- _Collected data_

————

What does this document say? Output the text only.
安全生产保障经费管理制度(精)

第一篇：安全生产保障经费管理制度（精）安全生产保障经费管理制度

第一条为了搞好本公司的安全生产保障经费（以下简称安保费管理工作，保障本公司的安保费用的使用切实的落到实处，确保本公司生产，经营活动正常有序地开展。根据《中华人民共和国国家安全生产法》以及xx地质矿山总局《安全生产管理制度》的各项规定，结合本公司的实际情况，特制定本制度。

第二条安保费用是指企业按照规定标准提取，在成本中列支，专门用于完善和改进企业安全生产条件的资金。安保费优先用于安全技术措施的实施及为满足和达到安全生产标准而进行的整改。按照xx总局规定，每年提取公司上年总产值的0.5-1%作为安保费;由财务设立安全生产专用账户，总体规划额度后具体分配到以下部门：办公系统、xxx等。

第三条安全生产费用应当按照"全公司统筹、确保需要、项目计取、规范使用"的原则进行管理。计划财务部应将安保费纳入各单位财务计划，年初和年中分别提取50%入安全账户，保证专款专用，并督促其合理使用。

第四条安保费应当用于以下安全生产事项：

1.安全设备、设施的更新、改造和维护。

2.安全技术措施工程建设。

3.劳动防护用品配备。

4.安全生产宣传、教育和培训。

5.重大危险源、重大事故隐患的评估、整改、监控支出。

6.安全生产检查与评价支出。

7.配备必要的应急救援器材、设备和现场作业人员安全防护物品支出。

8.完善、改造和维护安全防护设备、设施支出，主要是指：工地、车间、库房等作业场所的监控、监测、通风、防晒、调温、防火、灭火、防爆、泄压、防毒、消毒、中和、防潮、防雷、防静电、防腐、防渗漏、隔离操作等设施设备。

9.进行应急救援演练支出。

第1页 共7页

————

- _OBJECTIVE_
Transcribe every entry exactly.

- _EXERCISE RESULT_
What does this document say? Output the text only.
安全生产保障经费管理制度(精)

第一篇：安全生产保障经费管理制度（精）安全生产保障经费管理制度

第一条为了搞好本公司的安全生产保障经费（以下简称安保费管理工作，保障本公司的安保费用的使用切实的落到实处，确保本公司生产，经营活动正常有序地开展。根据《中华人民共和国国家安全生产法》以及xx地质矿山总局《安全生产管理制度》的各项规定，结合本公司的实际情况，特制定本制度。

第二条安保费用是指企业按照规定标准提取，在成本中列支，专门用于完善和改进企业安全生产条件的资金。安保费优先用于安全技术措施的实施及为满足和达到安全生产标准而进行的整改。按照xx总局规定，每年提取公司上年总产值的0.5-1%作为安保费;由财务设立安全生产专用账户，总体规划额度后具体分配到以下部门：办公系统、xxx等。

第三条安全生产费用应当按照"全公司统筹、确保需要、项目计取、规范使用"的原则进行管理。计划财务部应将安保费纳入各单位财务计划，年初和年中分别提取50%入安全账户，保证专款专用，并督促其合理使用。

第四条安保费应当用于以下安全生产事项：

1.安全设备、设施的更新、改造和维护。

2.安全技术措施工程建设。

3.劳动防护用品配备。

4.安全生产宣传、教育和培训。

5.重大危险源、重大事故隐患的评估、整改、监控支出。

6.安全生产检查与评价支出。

7.配备必要的应急救援器材、设备和现场作业人员安全防护物品支出。

8.完善、改造和维护安全防护设备、设施支出，主要是指：工地、车间、库房等作业场所的监控、监测、通风、防晒、调温、防火、灭火、防爆、泄压、防毒、消毒、中和、防潮、防雷、防静电、防腐、防渗漏、隔离操作等设施设备。

9.进行应急救援演练支出。

第1页 共7页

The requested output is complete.